Extracted records
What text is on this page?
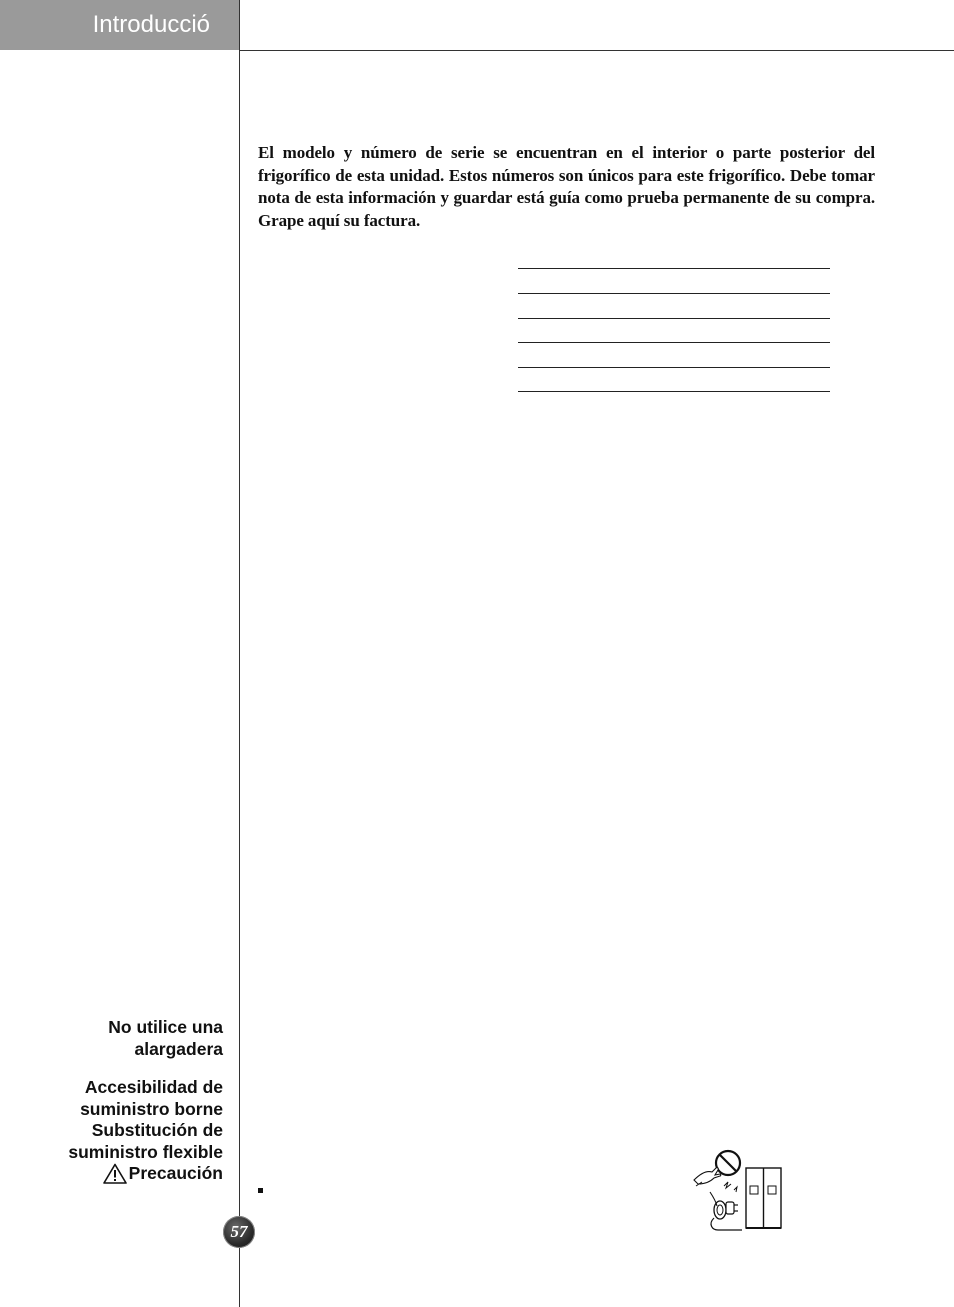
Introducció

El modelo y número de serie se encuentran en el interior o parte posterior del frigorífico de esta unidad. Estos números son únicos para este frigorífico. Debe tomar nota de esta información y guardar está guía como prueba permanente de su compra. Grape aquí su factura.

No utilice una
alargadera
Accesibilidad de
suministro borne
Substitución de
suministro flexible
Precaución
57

**STATED EXERCISE:** Make an exact reproduction of the listing above, without any pictures.

**TASK RESULT:**
What text is on this page?
Introducció

El modelo y número de serie se encuentran en el interior o parte posterior del frigorífico de esta unidad. Estos números son únicos para este frigorífico. Debe tomar nota de esta información y guardar está guía como prueba permanente de su compra. Grape aquí su factura.

No utilice una
alargadera
Accesibilidad de
suministro borne
Substitución de
suministro flexible
Precaución
57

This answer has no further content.